**Problem to solve**
Without the pictures, set down every record below exactly as it reads.

[Web page and app entries]
....

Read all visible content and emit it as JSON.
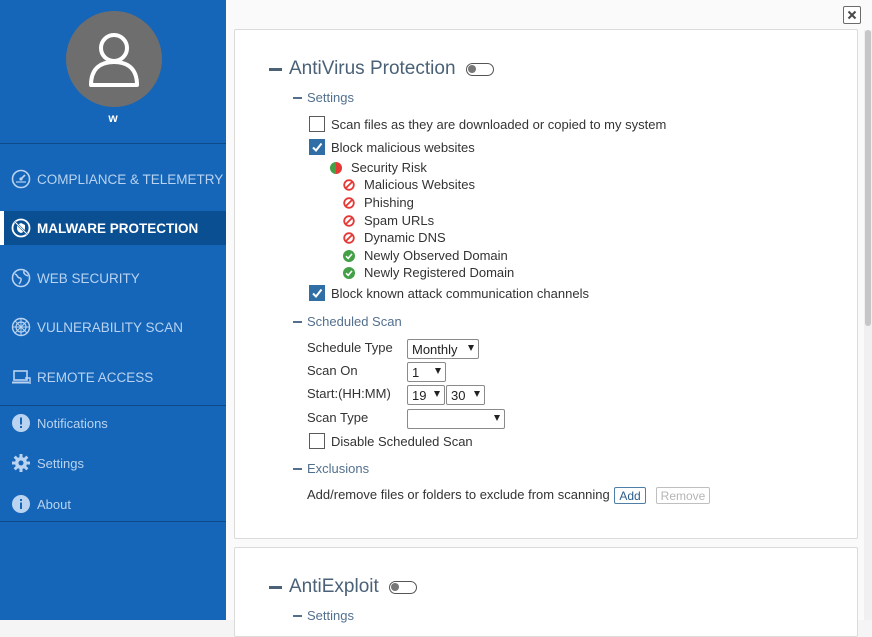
{
  "sidebar": {
    "username": "w",
    "nav": [
      {
        "label": "COMPLIANCE & TELEMETRY",
        "icon": "gauge-icon"
      },
      {
        "label": "MALWARE PROTECTION",
        "icon": "shield-ban-icon",
        "active": true
      },
      {
        "label": "WEB SECURITY",
        "icon": "globe-icon"
      },
      {
        "label": "VULNERABILITY SCAN",
        "icon": "radar-icon"
      },
      {
        "label": "REMOTE ACCESS",
        "icon": "laptop-icon"
      }
    ],
    "secondary": [
      {
        "label": "Notifications",
        "icon": "exclamation-icon"
      },
      {
        "label": "Settings",
        "icon": "gear-icon"
      },
      {
        "label": "About",
        "icon": "info-icon"
      }
    ]
  },
  "antivirus": {
    "title": "AntiVirus Protection",
    "enabled": false,
    "settings": {
      "title": "Settings",
      "scan_downloads": {
        "label": "Scan files as they are downloaded or copied to my system",
        "checked": false
      },
      "block_malicious": {
        "label": "Block malicious websites",
        "checked": true
      },
      "categories": [
        {
          "label": "Security Risk",
          "status": "partial"
        },
        {
          "label": "Malicious Websites",
          "status": "blocked"
        },
        {
          "label": "Phishing",
          "status": "blocked"
        },
        {
          "label": "Spam URLs",
          "status": "blocked"
        },
        {
          "label": "Dynamic DNS",
          "status": "blocked"
        },
        {
          "label": "Newly Observed Domain",
          "status": "allowed"
        },
        {
          "label": "Newly Registered Domain",
          "status": "allowed"
        }
      ],
      "block_attack": {
        "label": "Block known attack communication channels",
        "checked": true
      }
    },
    "scheduled": {
      "title": "Scheduled Scan",
      "schedule_type_label": "Schedule Type",
      "schedule_type_value": "Monthly",
      "scan_on_label": "Scan On",
      "scan_on_value": "1",
      "start_label": "Start:(HH:MM)",
      "start_hour": "19",
      "start_minute": "30",
      "scan_type_label": "Scan Type",
      "scan_type_value": "",
      "disable": {
        "label": "Disable Scheduled Scan",
        "checked": false
      }
    },
    "exclusions": {
      "title": "Exclusions",
      "text": "Add/remove files or folders to exclude from scanning",
      "add_label": "Add",
      "remove_label": "Remove"
    }
  },
  "antiexploit": {
    "title": "AntiExploit",
    "enabled": false,
    "settings_title": "Settings"
  },
  "colors": {
    "sidebar_bg": "#1565b8",
    "sidebar_active": "#0b4f93",
    "checkbox_checked": "#2f6fa6",
    "blocked_red": "#e53935",
    "allowed_green": "#43a047"
  }
}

....

**Answer to this task**
Read all visible content and emit it as JSON.
{
  "sidebar": {
    "username": "w",
    "nav": [
      {
        "label": "COMPLIANCE & TELEMETRY",
        "icon": "gauge-icon"
      },
      {
        "label": "MALWARE PROTECTION",
        "icon": "shield-ban-icon",
        "active": true
      },
      {
        "label": "WEB SECURITY",
        "icon": "globe-icon"
      },
      {
        "label": "VULNERABILITY SCAN",
        "icon": "radar-icon"
      },
      {
        "label": "REMOTE ACCESS",
        "icon": "laptop-icon"
      }
    ],
    "secondary": [
      {
        "label": "Notifications",
        "icon": "exclamation-icon"
      },
      {
        "label": "Settings",
        "icon": "gear-icon"
      },
      {
        "label": "About",
        "icon": "info-icon"
      }
    ]
  },
  "antivirus": {
    "title": "AntiVirus Protection",
    "enabled": false,
    "settings": {
      "title": "Settings",
      "scan_downloads": {
        "label": "Scan files as they are downloaded or copied to my system",
        "checked": false
      },
      "block_malicious": {
        "label": "Block malicious websites",
        "checked": true
      },
      "categories": [
        {
          "label": "Security Risk",
          "status": "partial"
        },
        {
          "label": "Malicious Websites",
          "status": "blocked"
        },
        {
          "label": "Phishing",
          "status": "blocked"
        },
        {
          "label": "Spam URLs",
          "status": "blocked"
        },
        {
          "label": "Dynamic DNS",
          "status": "blocked"
        },
        {
          "label": "Newly Observed Domain",
          "status": "allowed"
        },
        {
          "label": "Newly Registered Domain",
          "status": "allowed"
        }
      ],
      "block_attack": {
        "label": "Block known attack communication channels",
        "checked": true
      }
    },
    "scheduled": {
      "title": "Scheduled Scan",
      "schedule_type_label": "Schedule Type",
      "schedule_type_value": "Monthly",
      "scan_on_label": "Scan On",
      "scan_on_value": "1",
      "start_label": "Start:(HH:MM)",
      "start_hour": "19",
      "start_minute": "30",
      "scan_type_label": "Scan Type",
      "scan_type_value": "",
      "disable": {
        "label": "Disable Scheduled Scan",
        "checked": false
      }
    },
    "exclusions": {
      "title": "Exclusions",
      "text": "Add/remove files or folders to exclude from scanning",
      "add_label": "Add",
      "remove_label": "Remove"
    }
  },
  "antiexploit": {
    "title": "AntiExploit",
    "enabled": false,
    "settings_title": "Settings"
  },
  "colors": {
    "sidebar_bg": "#1565b8",
    "sidebar_active": "#0b4f93",
    "checkbox_checked": "#2f6fa6",
    "blocked_red": "#e53935",
    "allowed_green": "#43a047"
  }
}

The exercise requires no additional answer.